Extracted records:
┄┄┄┄┄┄

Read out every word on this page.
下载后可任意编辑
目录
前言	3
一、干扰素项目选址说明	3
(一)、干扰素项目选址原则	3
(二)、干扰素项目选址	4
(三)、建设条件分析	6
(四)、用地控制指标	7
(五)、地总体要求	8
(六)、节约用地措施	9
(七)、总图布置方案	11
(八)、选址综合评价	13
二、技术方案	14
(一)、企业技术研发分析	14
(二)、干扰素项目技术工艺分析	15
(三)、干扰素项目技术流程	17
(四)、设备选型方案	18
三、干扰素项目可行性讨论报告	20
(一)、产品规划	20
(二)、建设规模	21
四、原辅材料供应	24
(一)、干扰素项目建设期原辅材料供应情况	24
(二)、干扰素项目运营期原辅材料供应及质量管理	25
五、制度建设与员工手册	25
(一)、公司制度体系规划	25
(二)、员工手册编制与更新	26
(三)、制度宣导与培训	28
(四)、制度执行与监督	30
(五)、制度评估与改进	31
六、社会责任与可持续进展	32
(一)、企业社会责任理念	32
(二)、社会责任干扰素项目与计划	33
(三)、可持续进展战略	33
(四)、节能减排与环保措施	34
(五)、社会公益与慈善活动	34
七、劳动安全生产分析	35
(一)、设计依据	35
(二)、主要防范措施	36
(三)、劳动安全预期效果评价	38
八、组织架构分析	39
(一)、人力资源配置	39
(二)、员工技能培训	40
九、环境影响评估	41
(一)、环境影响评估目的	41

┄┄┄┄┄┄

• **Do this**: Give the listing again, word for word.

• **Written answer**:
Read out every word on this page.
下载后可任意编辑
目录
前言	3
一、干扰素项目选址说明	3
(一)、干扰素项目选址原则	3
(二)、干扰素项目选址	4
(三)、建设条件分析	6
(四)、用地控制指标	7
(五)、地总体要求	8
(六)、节约用地措施	9
(七)、总图布置方案	11
(八)、选址综合评价	13
二、技术方案	14
(一)、企业技术研发分析	14
(二)、干扰素项目技术工艺分析	15
(三)、干扰素项目技术流程	17
(四)、设备选型方案	18
三、干扰素项目可行性讨论报告	20
(一)、产品规划	20
(二)、建设规模	21
四、原辅材料供应	24
(一)、干扰素项目建设期原辅材料供应情况	24
(二)、干扰素项目运营期原辅材料供应及质量管理	25
五、制度建设与员工手册	25
(一)、公司制度体系规划	25
(二)、员工手册编制与更新	26
(三)、制度宣导与培训	28
(四)、制度执行与监督	30
(五)、制度评估与改进	31
六、社会责任与可持续进展	32
(一)、企业社会责任理念	32
(二)、社会责任干扰素项目与计划	33
(三)、可持续进展战略	33
(四)、节能减排与环保措施	34
(五)、社会公益与慈善活动	34
七、劳动安全生产分析	35
(一)、设计依据	35
(二)、主要防范措施	36
(三)、劳动安全预期效果评价	38
八、组织架构分析	39
(一)、人力资源配置	39
(二)、员工技能培训	40
九、环境影响评估	41
(一)、环境影响评估目的	41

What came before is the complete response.